• _What is expected_: Copy all of the material exactly. Pictures are not to appear in the copy.

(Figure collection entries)
— Start —

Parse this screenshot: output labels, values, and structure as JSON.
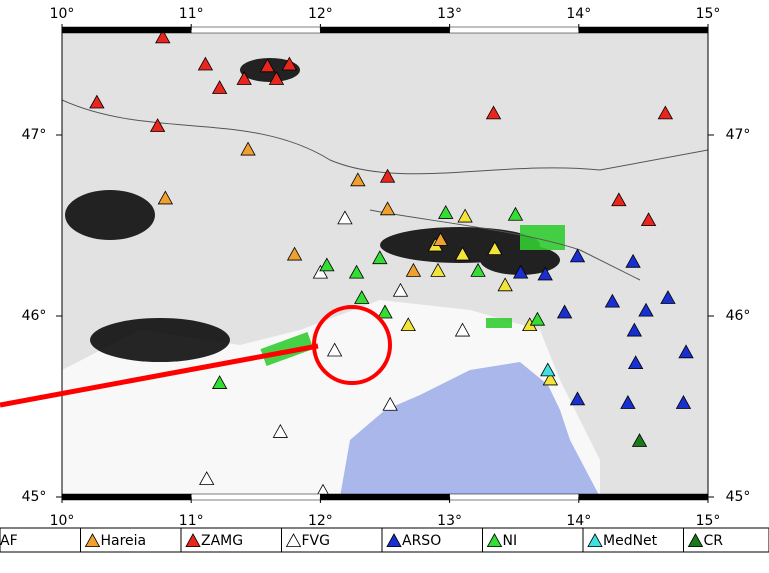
{
  "chart_data": {
    "type": "map",
    "xlim": [
      10,
      15
    ],
    "ylim": [
      45,
      47.58
    ],
    "xticks": [
      {
        "value": 10,
        "label": "10°"
      },
      {
        "value": 11,
        "label": "11°"
      },
      {
        "value": 12,
        "label": "12°"
      },
      {
        "value": 13,
        "label": "13°"
      },
      {
        "value": 14,
        "label": "14°"
      },
      {
        "value": 15,
        "label": "15°"
      }
    ],
    "yticks": [
      {
        "value": 45,
        "label": "45°"
      },
      {
        "value": 46,
        "label": "46°"
      },
      {
        "value": 47,
        "label": "47°"
      }
    ],
    "series": [
      {
        "name": "AF",
        "color": "#f2e43a",
        "x": [
          13.12,
          12.89,
          13.1,
          13.35,
          12.68,
          13.62,
          13.43,
          13.78,
          12.91
        ],
        "y": [
          46.55,
          46.39,
          46.34,
          46.37,
          45.95,
          45.95,
          46.17,
          45.65,
          46.25
        ]
      },
      {
        "name": "Hareia",
        "color": "#f0a030",
        "x": [
          10.8,
          11.8,
          12.52,
          12.72,
          12.93,
          11.44,
          12.29
        ],
        "y": [
          46.65,
          46.34,
          46.59,
          46.25,
          46.42,
          46.92,
          46.75
        ]
      },
      {
        "name": "ZAMG",
        "color": "#e8261e",
        "x": [
          10.78,
          11.11,
          11.22,
          11.41,
          11.59,
          11.66,
          11.76,
          10.27,
          10.74,
          13.34,
          14.67,
          12.52,
          14.31,
          14.54
        ],
        "y": [
          47.54,
          47.39,
          47.26,
          47.31,
          47.38,
          47.31,
          47.39,
          47.18,
          47.05,
          47.12,
          47.12,
          46.77,
          46.64,
          46.53
        ]
      },
      {
        "name": "FVG",
        "color": "#ffffff",
        "x": [
          12.19,
          12.0,
          12.11,
          13.1,
          12.54,
          11.69,
          11.12,
          12.02,
          12.62
        ],
        "y": [
          46.54,
          46.24,
          45.81,
          45.92,
          45.51,
          45.36,
          45.1,
          45.03,
          46.14
        ]
      },
      {
        "name": "ARSO",
        "color": "#1a2fd0",
        "x": [
          13.99,
          14.42,
          14.26,
          14.69,
          14.52,
          14.43,
          14.83,
          14.44,
          13.99,
          14.38,
          14.81,
          13.55,
          13.74,
          13.89
        ],
        "y": [
          46.33,
          46.3,
          46.08,
          46.1,
          46.03,
          45.92,
          45.8,
          45.74,
          45.54,
          45.52,
          45.52,
          46.24,
          46.23,
          46.02
        ]
      },
      {
        "name": "NI",
        "color": "#33dd33",
        "x": [
          12.97,
          13.51,
          12.46,
          12.05,
          12.28,
          12.32,
          12.5,
          13.68,
          11.22,
          13.22
        ],
        "y": [
          46.57,
          46.56,
          46.32,
          46.28,
          46.24,
          46.1,
          46.02,
          45.98,
          45.63,
          46.25
        ]
      },
      {
        "name": "MedNet",
        "color": "#40e0e0",
        "x": [
          13.76
        ],
        "y": [
          45.7
        ]
      },
      {
        "name": "CR",
        "color": "#1a7a1a",
        "x": [
          14.47
        ],
        "y": [
          45.31
        ]
      }
    ]
  }
}
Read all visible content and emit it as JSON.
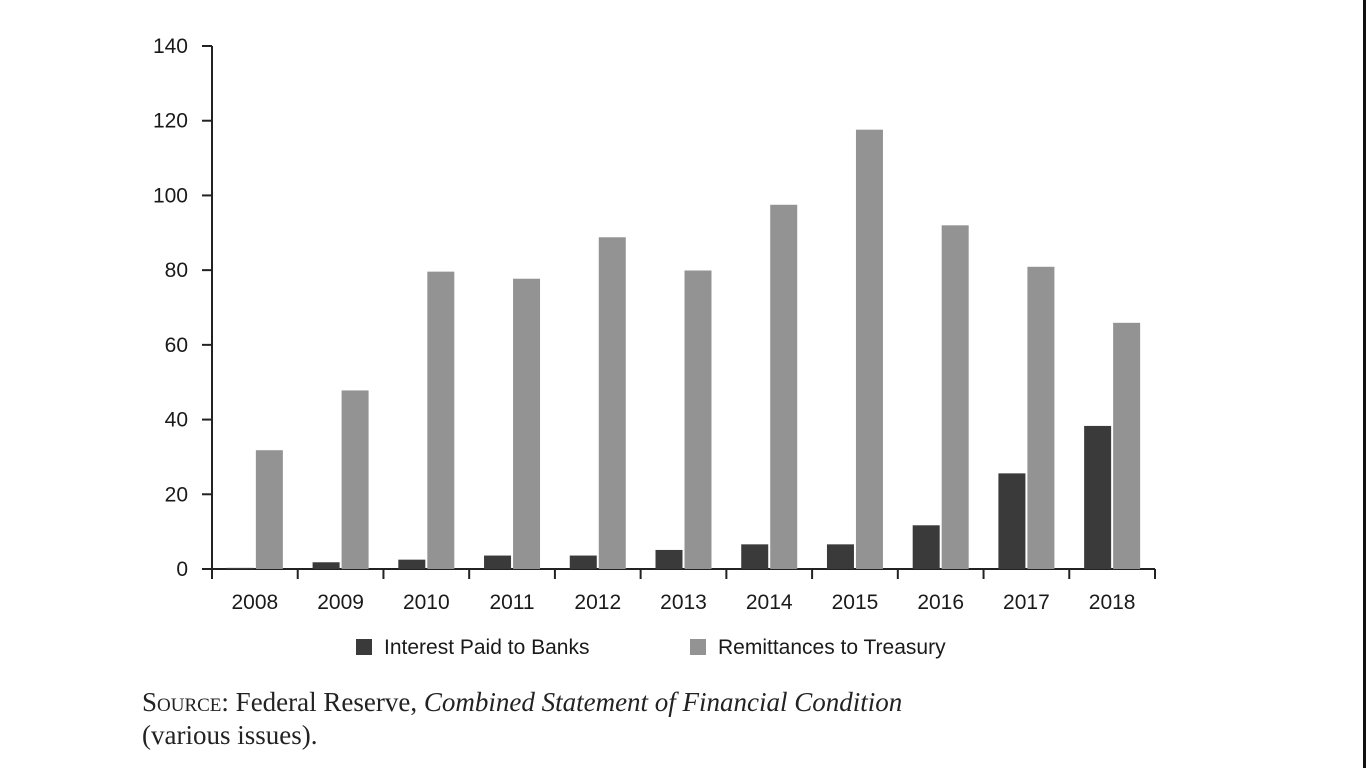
{
  "chart_data": {
    "type": "bar",
    "categories": [
      "2008",
      "2009",
      "2010",
      "2011",
      "2012",
      "2013",
      "2014",
      "2015",
      "2016",
      "2017",
      "2018"
    ],
    "series": [
      {
        "name": "Interest Paid to Banks",
        "color": "#3a3a3a",
        "values": [
          0.3,
          1.8,
          2.5,
          3.6,
          3.6,
          5.1,
          6.6,
          6.6,
          11.7,
          25.6,
          38.3
        ]
      },
      {
        "name": "Remittances to Treasury",
        "color": "#939393",
        "values": [
          31.8,
          47.8,
          79.6,
          77.7,
          88.8,
          79.9,
          97.5,
          117.6,
          92.0,
          80.9,
          65.9
        ]
      }
    ],
    "ylim": [
      0,
      140
    ],
    "yticks": [
      "0",
      "20",
      "40",
      "60",
      "80",
      "100",
      "120",
      "140"
    ],
    "ytick_values": [
      0,
      20,
      40,
      60,
      80,
      100,
      120,
      140
    ],
    "grid": false,
    "legend_position": "bottom"
  },
  "source": {
    "prefix": "Source",
    "text": ": Federal Reserve, ",
    "title": "Combined Statement of Financial Condition",
    "suffix": "(various issues)."
  }
}
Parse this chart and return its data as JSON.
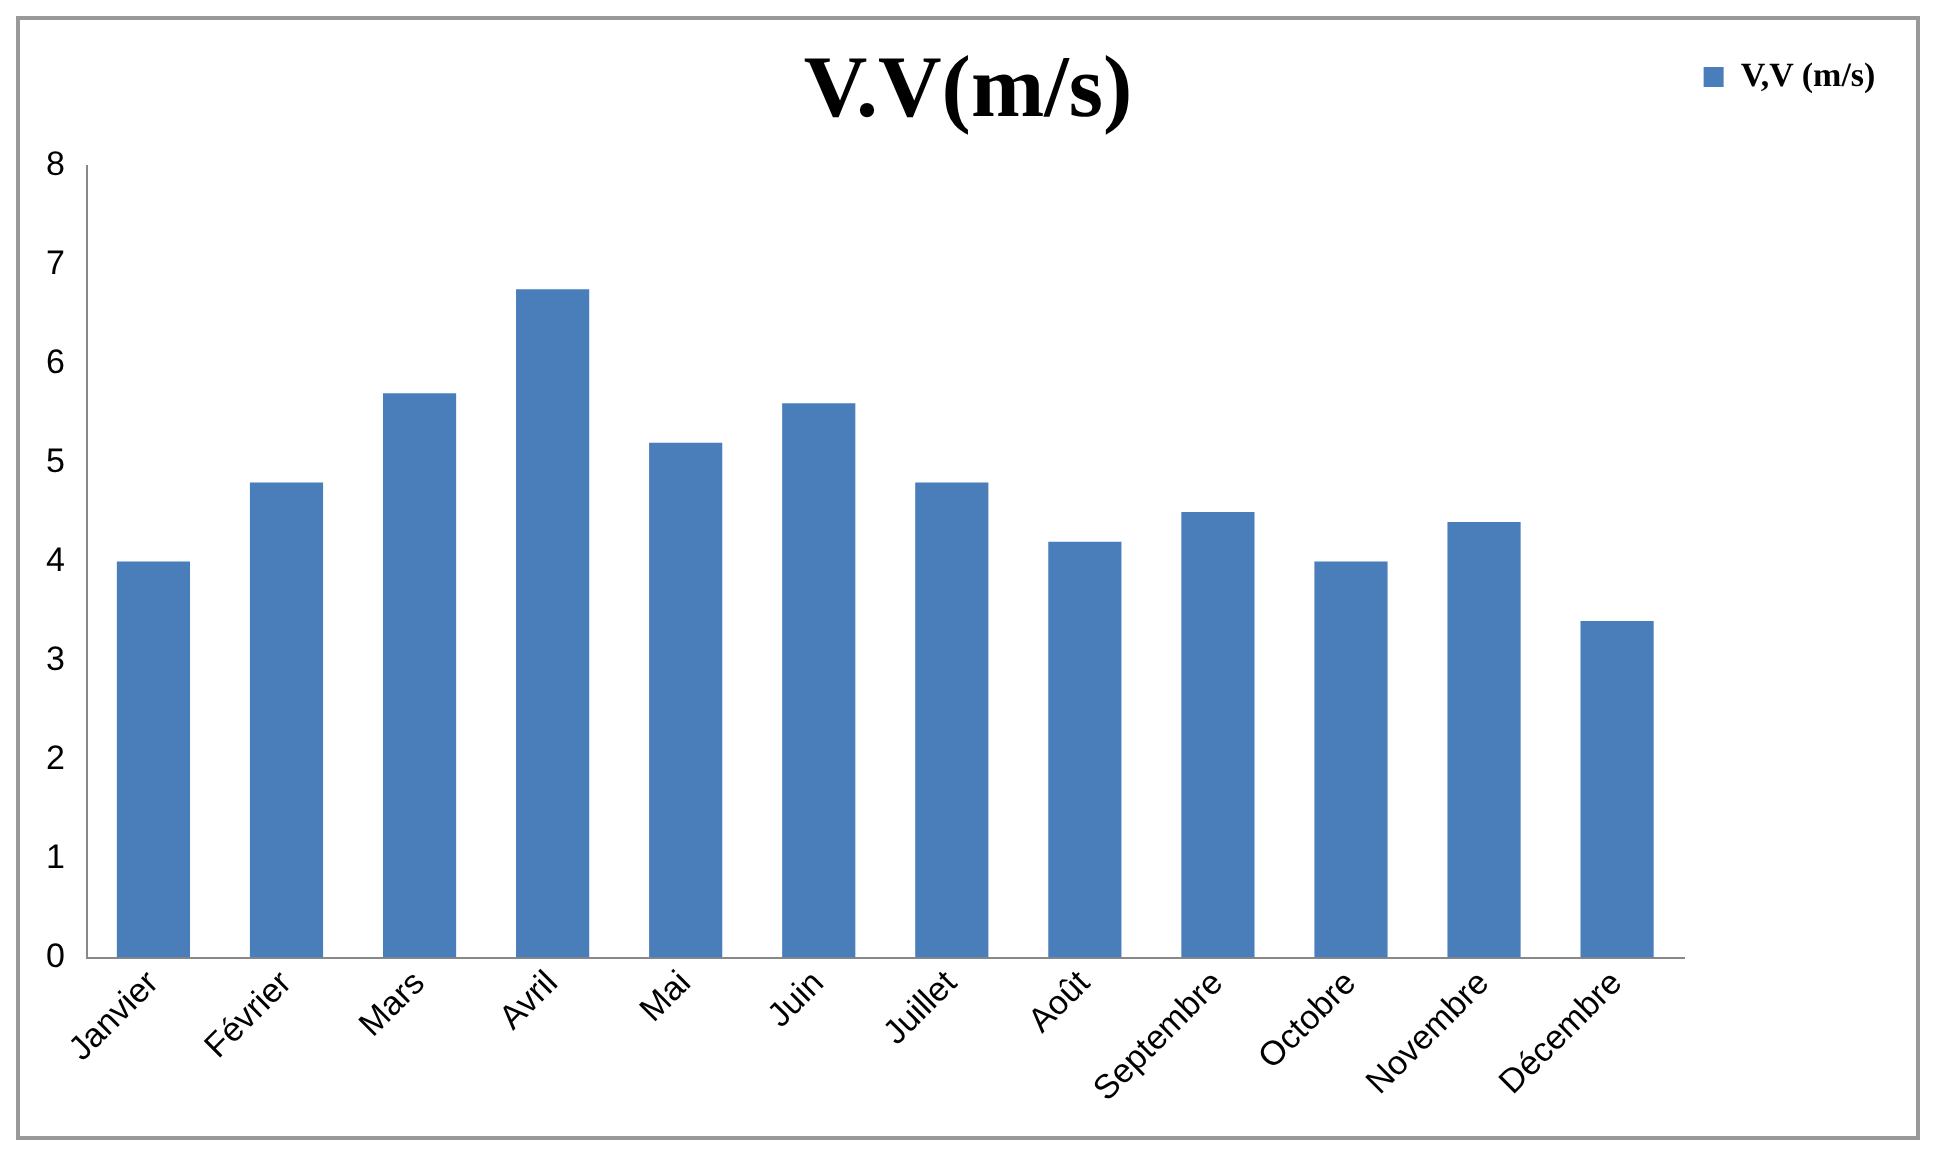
{
  "chart_data": {
    "type": "bar",
    "title": "V.V(m/s)",
    "categories": [
      "Janvier",
      "Février",
      "Mars",
      "Avril",
      "Mai",
      "Juin",
      "Juillet",
      "Août",
      "Septembre",
      "Octobre",
      "Novembre",
      "Décembre"
    ],
    "series": [
      {
        "name": "V,V (m/s)",
        "color": "#4a7ebb",
        "values": [
          4.0,
          4.8,
          5.7,
          6.75,
          5.2,
          5.6,
          4.8,
          4.2,
          4.5,
          4.0,
          4.4,
          3.4
        ]
      }
    ],
    "ylim": [
      0,
      8
    ],
    "yticks": [
      0,
      1,
      2,
      3,
      4,
      5,
      6,
      7,
      8
    ],
    "grid": false,
    "legend": "right"
  }
}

— End —

• _Response to this task_:
Parse this screenshot: output labels, values, and structure as JSON.
{
  "chart_data": {
    "type": "map",
    "xlim": [
      10,
      15
    ],
    "ylim": [
      45,
      47.58
    ],
    "xticks": [
      {
        "value": 10,
        "label": "10°"
      },
      {
        "value": 11,
        "label": "11°"
      },
      {
        "value": 12,
        "label": "12°"
      },
      {
        "value": 13,
        "label": "13°"
      },
      {
        "value": 14,
        "label": "14°"
      },
      {
        "value": 15,
        "label": "15°"
      }
    ],
    "yticks": [
      {
        "value": 45,
        "label": "45°"
      },
      {
        "value": 46,
        "label": "46°"
      },
      {
        "value": 47,
        "label": "47°"
      }
    ],
    "series": [
      {
        "name": "AF",
        "color": "#f2e43a",
        "x": [
          13.12,
          12.89,
          13.1,
          13.35,
          12.68,
          13.62,
          13.43,
          13.78,
          12.91
        ],
        "y": [
          46.55,
          46.39,
          46.34,
          46.37,
          45.95,
          45.95,
          46.17,
          45.65,
          46.25
        ]
      },
      {
        "name": "Hareia",
        "color": "#f0a030",
        "x": [
          10.8,
          11.8,
          12.52,
          12.72,
          12.93,
          11.44,
          12.29
        ],
        "y": [
          46.65,
          46.34,
          46.59,
          46.25,
          46.42,
          46.92,
          46.75
        ]
      },
      {
        "name": "ZAMG",
        "color": "#e8261e",
        "x": [
          10.78,
          11.11,
          11.22,
          11.41,
          11.59,
          11.66,
          11.76,
          10.27,
          10.74,
          13.34,
          14.67,
          12.52,
          14.31,
          14.54
        ],
        "y": [
          47.54,
          47.39,
          47.26,
          47.31,
          47.38,
          47.31,
          47.39,
          47.18,
          47.05,
          47.12,
          47.12,
          46.77,
          46.64,
          46.53
        ]
      },
      {
        "name": "FVG",
        "color": "#ffffff",
        "x": [
          12.19,
          12.0,
          12.11,
          13.1,
          12.54,
          11.69,
          11.12,
          12.02,
          12.62
        ],
        "y": [
          46.54,
          46.24,
          45.81,
          45.92,
          45.51,
          45.36,
          45.1,
          45.03,
          46.14
        ]
      },
      {
        "name": "ARSO",
        "color": "#1a2fd0",
        "x": [
          13.99,
          14.42,
          14.26,
          14.69,
          14.52,
          14.43,
          14.83,
          14.44,
          13.99,
          14.38,
          14.81,
          13.55,
          13.74,
          13.89
        ],
        "y": [
          46.33,
          46.3,
          46.08,
          46.1,
          46.03,
          45.92,
          45.8,
          45.74,
          45.54,
          45.52,
          45.52,
          46.24,
          46.23,
          46.02
        ]
      },
      {
        "name": "NI",
        "color": "#33dd33",
        "x": [
          12.97,
          13.51,
          12.46,
          12.05,
          12.28,
          12.32,
          12.5,
          13.68,
          11.22,
          13.22
        ],
        "y": [
          46.57,
          46.56,
          46.32,
          46.28,
          46.24,
          46.1,
          46.02,
          45.98,
          45.63,
          46.25
        ]
      },
      {
        "name": "MedNet",
        "color": "#40e0e0",
        "x": [
          13.76
        ],
        "y": [
          45.7
        ]
      },
      {
        "name": "CR",
        "color": "#1a7a1a",
        "x": [
          14.47
        ],
        "y": [
          45.31
        ]
      }
    ]
  }
}
Read all visible content and emit it as JSON.
{
  "chart_data": {
    "type": "bar",
    "categories": [
      "2008",
      "2009",
      "2010",
      "2011",
      "2012",
      "2013",
      "2014",
      "2015",
      "2016",
      "2017",
      "2018"
    ],
    "series": [
      {
        "name": "Interest Paid to Banks",
        "color": "#3a3a3a",
        "values": [
          0.3,
          1.8,
          2.5,
          3.6,
          3.6,
          5.1,
          6.6,
          6.6,
          11.7,
          25.6,
          38.3
        ]
      },
      {
        "name": "Remittances to Treasury",
        "color": "#939393",
        "values": [
          31.8,
          47.8,
          79.6,
          77.7,
          88.8,
          79.9,
          97.5,
          117.6,
          92.0,
          80.9,
          65.9
        ]
      }
    ],
    "ylim": [
      0,
      140
    ],
    "yticks": [
      "0",
      "20",
      "40",
      "60",
      "80",
      "100",
      "120",
      "140"
    ],
    "ytick_values": [
      0,
      20,
      40,
      60,
      80,
      100,
      120,
      140
    ],
    "grid": false,
    "legend_position": "bottom"
  },
  "source": {
    "prefix": "Source",
    "text": ": Federal Reserve, ",
    "title": "Combined Statement of Financial Condition",
    "suffix": "(various issues)."
  }
}
Parse this chart and return its data as JSON.
{
  "chart_data": {
    "type": "bar",
    "title": "V.V(m/s)",
    "categories": [
      "Janvier",
      "Février",
      "Mars",
      "Avril",
      "Mai",
      "Juin",
      "Juillet",
      "Août",
      "Septembre",
      "Octobre",
      "Novembre",
      "Décembre"
    ],
    "series": [
      {
        "name": "V,V (m/s)",
        "color": "#4a7ebb",
        "values": [
          4.0,
          4.8,
          5.7,
          6.75,
          5.2,
          5.6,
          4.8,
          4.2,
          4.5,
          4.0,
          4.4,
          3.4
        ]
      }
    ],
    "ylim": [
      0,
      8
    ],
    "yticks": [
      0,
      1,
      2,
      3,
      4,
      5,
      6,
      7,
      8
    ],
    "grid": false,
    "legend": "right"
  }
}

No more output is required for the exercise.